Read the lines below. Copy out any that hold the string "Analytics".

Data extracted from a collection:
════════════════════
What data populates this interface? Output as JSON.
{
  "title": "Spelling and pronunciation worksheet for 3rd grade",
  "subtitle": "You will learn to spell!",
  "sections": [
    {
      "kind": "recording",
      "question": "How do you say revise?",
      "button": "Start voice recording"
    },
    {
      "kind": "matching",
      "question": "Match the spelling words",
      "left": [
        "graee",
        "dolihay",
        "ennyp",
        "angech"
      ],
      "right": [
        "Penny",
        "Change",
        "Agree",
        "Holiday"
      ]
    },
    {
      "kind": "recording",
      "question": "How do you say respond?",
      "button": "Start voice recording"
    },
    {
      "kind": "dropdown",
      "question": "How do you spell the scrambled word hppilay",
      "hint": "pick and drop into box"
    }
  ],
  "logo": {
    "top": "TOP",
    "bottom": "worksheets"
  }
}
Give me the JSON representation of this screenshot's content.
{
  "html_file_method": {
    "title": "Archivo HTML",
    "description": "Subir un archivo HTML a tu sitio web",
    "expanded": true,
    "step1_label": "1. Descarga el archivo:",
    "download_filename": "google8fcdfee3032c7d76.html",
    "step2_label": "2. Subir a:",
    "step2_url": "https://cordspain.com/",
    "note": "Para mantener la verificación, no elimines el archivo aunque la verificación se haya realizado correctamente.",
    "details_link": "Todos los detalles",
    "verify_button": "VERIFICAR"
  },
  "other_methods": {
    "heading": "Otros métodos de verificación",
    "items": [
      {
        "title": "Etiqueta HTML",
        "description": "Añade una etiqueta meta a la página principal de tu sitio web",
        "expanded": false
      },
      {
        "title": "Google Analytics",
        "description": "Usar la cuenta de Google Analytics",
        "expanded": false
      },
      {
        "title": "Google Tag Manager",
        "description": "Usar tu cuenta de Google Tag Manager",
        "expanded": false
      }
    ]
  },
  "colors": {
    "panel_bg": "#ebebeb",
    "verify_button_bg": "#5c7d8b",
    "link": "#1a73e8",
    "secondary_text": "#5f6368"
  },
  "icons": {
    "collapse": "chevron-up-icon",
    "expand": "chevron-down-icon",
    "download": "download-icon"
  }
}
════════════════════
§ WRITTEN ANSWER
        "title": "Google Analytics",
        "description": "Usar la cuenta de Google Analytics",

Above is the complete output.